#### Working data:
------------------------
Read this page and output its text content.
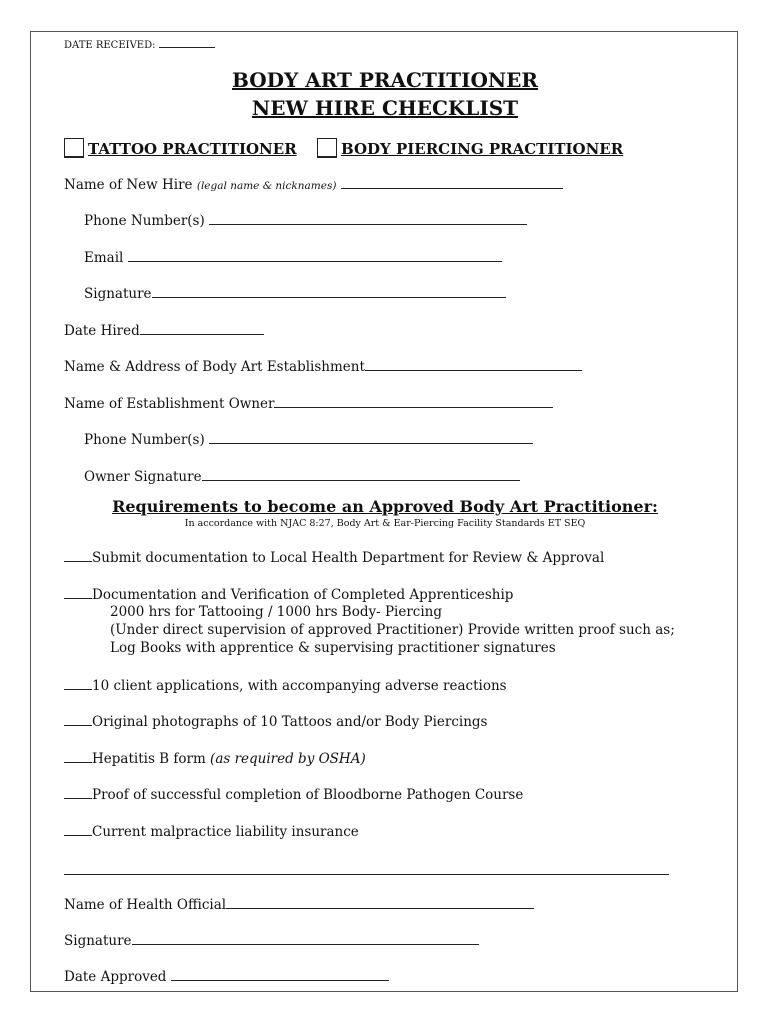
DATE RECEIVED:
BODY ART PRACTITIONER
NEW HIRE CHECKLIST
TATTOO PRACTITIONER	BODY PIERCING PRACTITIONER
Name of New Hire (legal name & nicknames)
Phone Number(s)
Email
Signature
Date Hired
Name & Address of Body Art Establishment
Name of Establishment Owner
Phone Number(s)
Owner Signature
Requirements to become an Approved Body Art Practitioner:
In accordance with NJAC 8:27, Body Art & Ear-Piercing Facility Standards ET SEQ
Submit documentation to Local Health Department for Review & Approval
Documentation and Verification of Completed Apprenticeship
2000 hrs for Tattooing / 1000 hrs Body- Piercing
(Under direct supervision of approved Practitioner) Provide written proof such as;
Log Books with apprentice & supervising practitioner signatures
10 client applications, with accompanying adverse reactions
Original photographs of 10 Tattoos and/or Body Piercings
Hepatitis B form (as required by OSHA)
Proof of successful completion of Bloodborne Pathogen Course
Current malpractice liability insurance
Name of Health Official
Signature
Date Approved
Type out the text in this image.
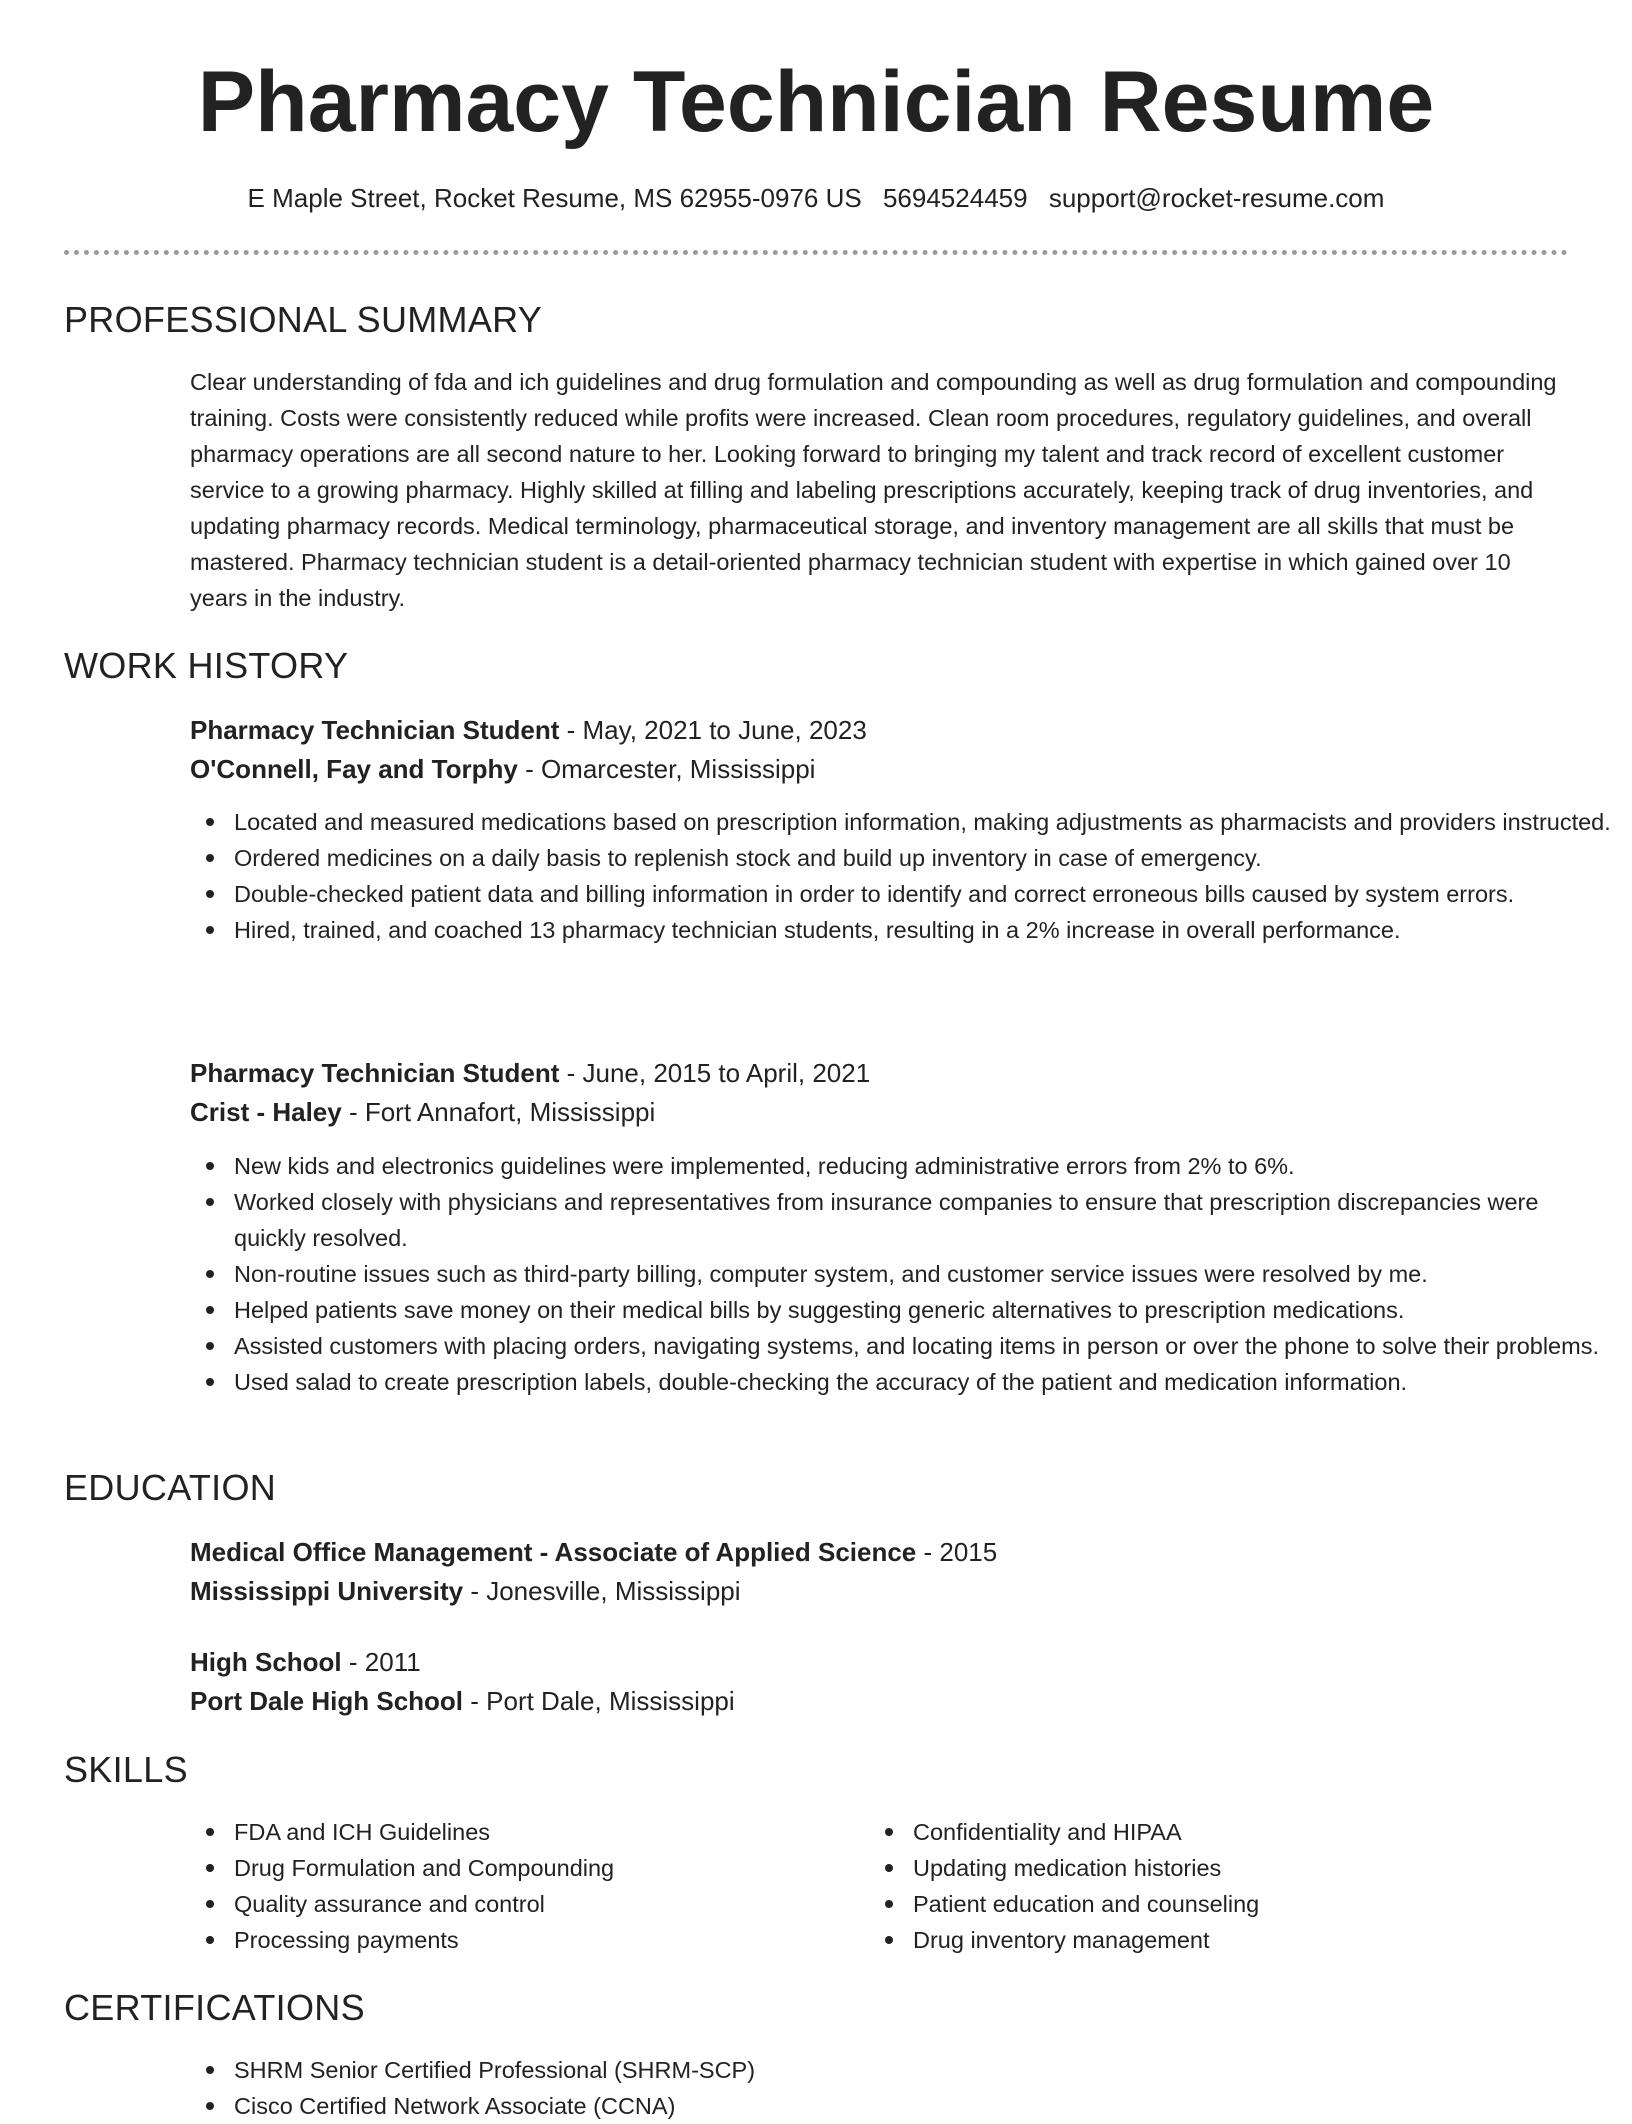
Pharmacy Technician Resume
E Maple Street, Rocket Resume, MS 62955-0976 US 5694524459 support@rocket-resume.com
PROFESSIONAL SUMMARY

Clear understanding of fda and ich guidelines and drug formulation and compounding as well as drug formulation and compounding training. Costs were consistently reduced while profits were increased. Clean room procedures, regulatory guidelines, and overall pharmacy operations are all second nature to her. Looking forward to bringing my talent and track record of excellent customer service to a growing pharmacy. Highly skilled at filling and labeling prescriptions accurately, keeping track of drug inventories, and updating pharmacy records. Medical terminology, pharmaceutical storage, and inventory management are all skills that must be mastered. Pharmacy technician student is a detail-oriented pharmacy technician student with expertise in which gained over 10 years in the industry.

WORK HISTORY
Pharmacy Technician Student - May, 2021 to June, 2023
O'Connell, Fay and Torphy - Omarcester, Mississippi
Located and measured medications based on prescription information, making adjustments as pharmacists and providers instructed.
Ordered medicines on a daily basis to replenish stock and build up inventory in case of emergency.
Double-checked patient data and billing information in order to identify and correct erroneous bills caused by system errors.
Hired, trained, and coached 13 pharmacy technician students, resulting in a 2% increase in overall performance.
Pharmacy Technician Student - June, 2015 to April, 2021
Crist - Haley - Fort Annafort, Mississippi
New kids and electronics guidelines were implemented, reducing administrative errors from 2% to 6%.
Worked closely with physicians and representatives from insurance companies to ensure that prescription discrepancies were quickly resolved.
Non-routine issues such as third-party billing, computer system, and customer service issues were resolved by me.
Helped patients save money on their medical bills by suggesting generic alternatives to prescription medications.
Assisted customers with placing orders, navigating systems, and locating items in person or over the phone to solve their problems.
Used salad to create prescription labels, double-checking the accuracy of the patient and medication information.
EDUCATION
Medical Office Management - Associate of Applied Science - 2015
Mississippi University - Jonesville, Mississippi
High School - 2011
Port Dale High School - Port Dale, Mississippi
SKILLS
FDA and ICH Guidelines
Drug Formulation and Compounding
Quality assurance and control
Processing payments
Confidentiality and HIPAA
Updating medication histories
Patient education and counseling
Drug inventory management
CERTIFICATIONS
SHRM Senior Certified Professional (SHRM-SCP)
Cisco Certified Network Associate (CCNA)
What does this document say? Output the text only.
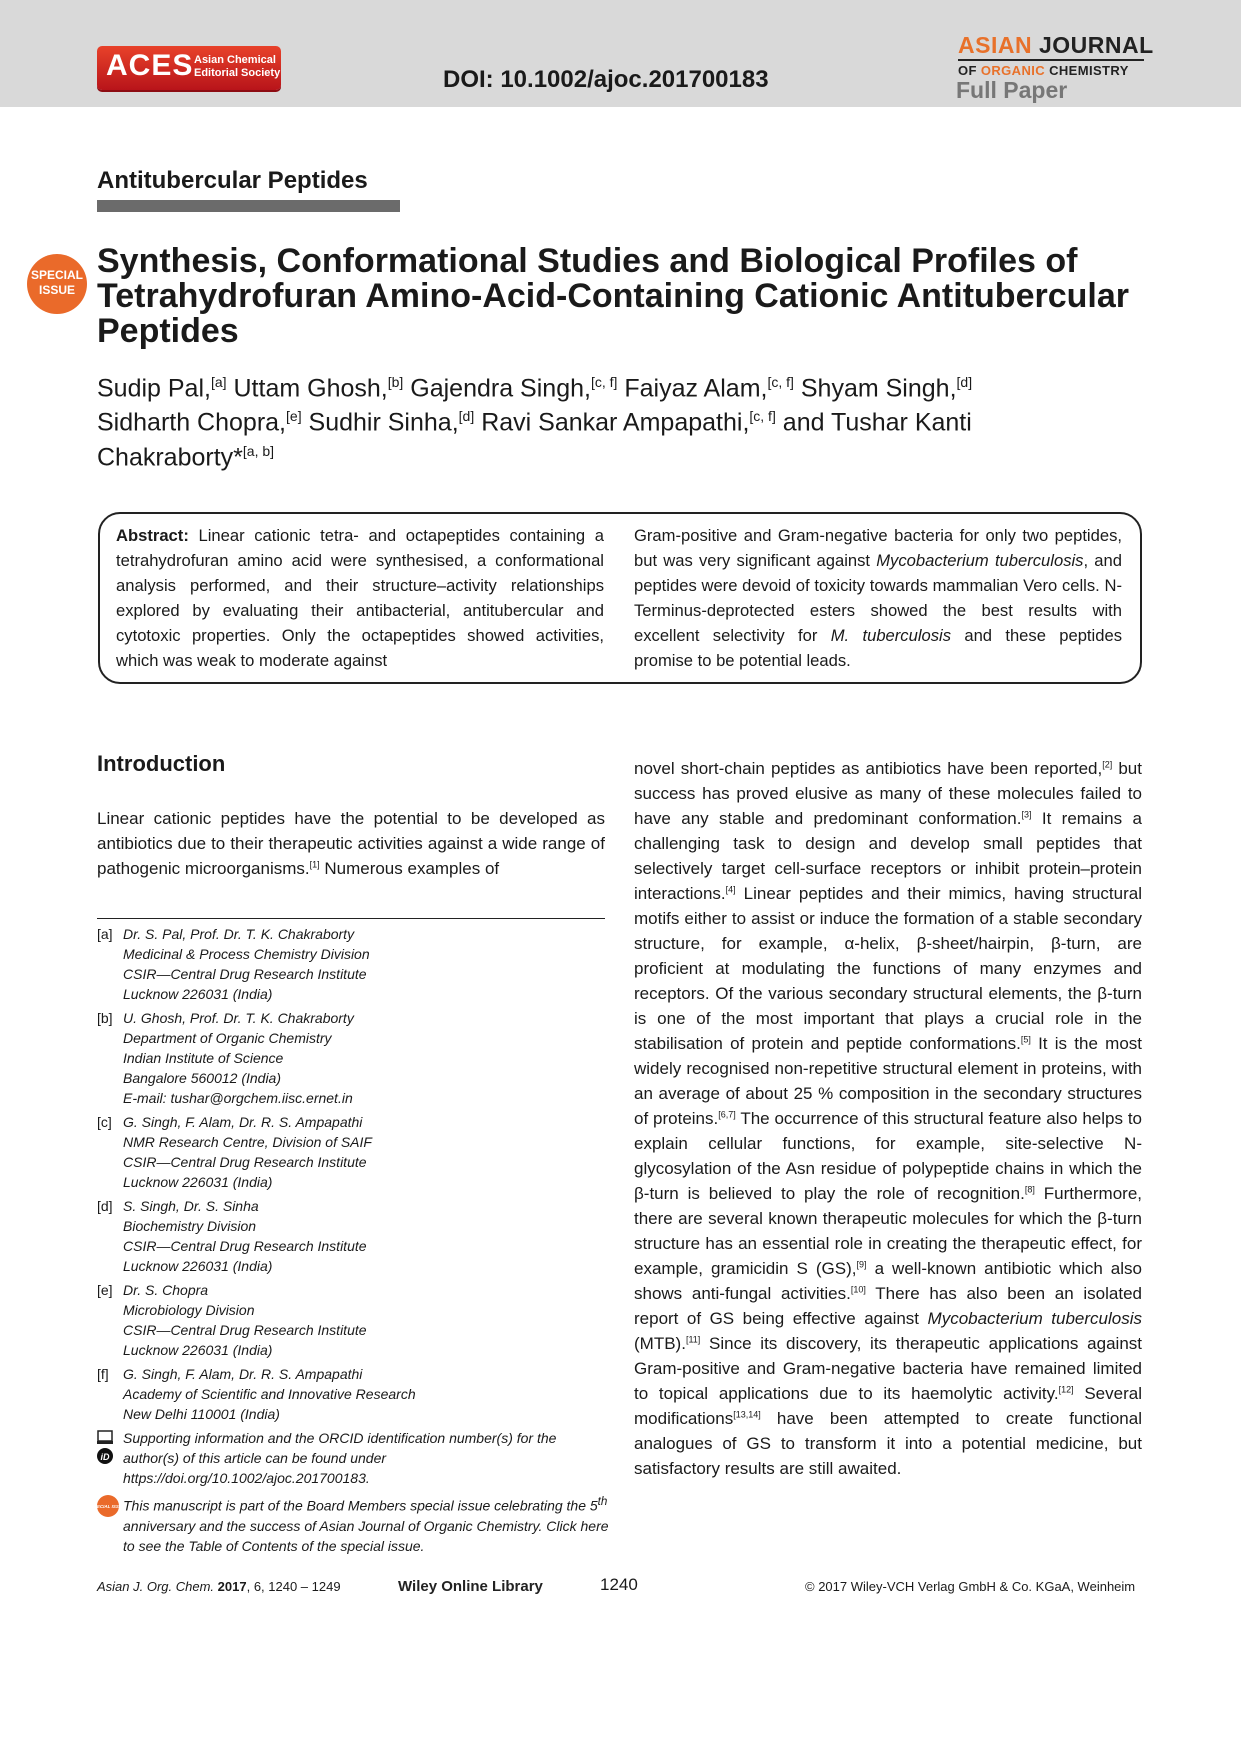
ACES Asian Chemical
Editorial Society	DOI: 10.1002/ajoc.201700183
ASIAN JOURNAL
OF ORGANIC CHEMISTRY
Full Paper
Antitubercular Peptides
SPECIAL
ISSUE
Synthesis, Conformational Studies and Biological Profiles of Tetrahydrofuran Amino-Acid-Containing Cationic Antitubercular Peptides
Sudip Pal,[a] Uttam Ghosh,[b] Gajendra Singh,[c, f] Faiyaz Alam,[c, f] Shyam Singh,[d] Sidharth Chopra,[e] Sudhir Sinha,[d] Ravi Sankar Ampapathi,[c, f] and Tushar Kanti Chakraborty*[a, b]
Abstract: Linear cationic tetra- and octapeptides containing a tetrahydrofuran amino acid were synthesised, a conformational analysis performed, and their structure–activity relationships explored by evaluating their antibacterial, antitubercular and cytotoxic properties. Only the octapeptides showed activities, which was weak to moderate against
Gram-positive and Gram-negative bacteria for only two peptides, but was very significant against Mycobacterium tuberculosis, and peptides were devoid of toxicity towards mammalian Vero cells. N-Terminus-deprotected esters showed the best results with excellent selectivity for M. tuberculosis and these peptides promise to be potential leads.
Introduction
Linear cationic peptides have the potential to be developed as antibiotics due to their therapeutic activities against a wide range of pathogenic microorganisms.[1] Numerous examples of
novel short-chain peptides as antibiotics have been reported,[2] but success has proved elusive as many of these molecules failed to have any stable and predominant conformation.[3] It remains a challenging task to design and develop small peptides that selectively target cell-surface receptors or inhibit protein–protein interactions.[4] Linear peptides and their mimics, having structural motifs either to assist or induce the formation of a stable secondary structure, for example, α-helix, β-sheet/hairpin, β-turn, are proficient at modulating the functions of many enzymes and receptors. Of the various secondary structural elements, the β-turn is one of the most important that plays a crucial role in the stabilisation of protein and peptide conformations.[5] It is the most widely recognised non-repetitive structural element in proteins, with an average of about 25 % composition in the secondary structures of proteins.[6,7] The occurrence of this structural feature also helps to explain cellular functions, for example, site-selective N-glycosylation of the Asn residue of polypeptide chains in which the β-turn is believed to play the role of recognition.[8] Furthermore, there are several known therapeutic molecules for which the β-turn structure has an essential role in creating the therapeutic effect, for example, gramicidin S (GS),[9] a well-known antibiotic which also shows anti-fungal activities.[10] There has also been an isolated report of GS being effective against Mycobacterium tuberculosis (MTB).[11] Since its discovery, its therapeutic applications against Gram-positive and Gram-negative bacteria have remained limited to topical applications due to its haemolytic activity.[12] Several modifications[13,14] have been attempted to create functional analogues of GS to transform it into a potential medicine, but satisfactory results are still awaited.
[a] Dr. S. Pal, Prof. Dr. T. K. Chakraborty
Medicinal & Process Chemistry Division
CSIR—Central Drug Research Institute
Lucknow 226031 (India)
[b] U. Ghosh, Prof. Dr. T. K. Chakraborty
Department of Organic Chemistry
Indian Institute of Science
Bangalore 560012 (India)
E-mail: tushar@orgchem.iisc.ernet.in
[c] G. Singh, F. Alam, Dr. R. S. Ampapathi
NMR Research Centre, Division of SAIF
CSIR—Central Drug Research Institute
Lucknow 226031 (India)
[d] S. Singh, Dr. S. Sinha
Biochemistry Division
CSIR—Central Drug Research Institute
Lucknow 226031 (India)
[e] Dr. S. Chopra
Microbiology Division
CSIR—Central Drug Research Institute
Lucknow 226031 (India)
[f] G. Singh, F. Alam, Dr. R. S. Ampapathi
Academy of Scientific and Innovative Research
New Delhi 110001 (India)
iD
Supporting information and the ORCID identification number(s) for the author(s) of this article can be found under https://doi.org/10.1002/ajoc.201700183.
SPECIAL ISSUE
This manuscript is part of the Board Members special issue celebrating the 5th anniversary and the success of Asian Journal of Organic Chemistry. Click here to see the Table of Contents of the special issue.
Asian J. Org. Chem. 2017, 6, 1240 – 1249	Wiley Online Library	1240	© 2017 Wiley-VCH Verlag GmbH & Co. KGaA, Weinheim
------------------------
#### What is needed:
All lines in the records above that contain "Chopra" are to be reported.

#### Result of this task:
Sudip Pal,[a] Uttam Ghosh,[b] Gajendra Singh,[c, f] Faiyaz Alam,[c, f] Shyam Singh,[d] Sidharth Chopra,[e] Sudhir Sinha,[d] Ravi Sankar Ampapathi,[c, f] and Tushar Kanti Chakraborty*[a, b]
[e] Dr. S. Chopra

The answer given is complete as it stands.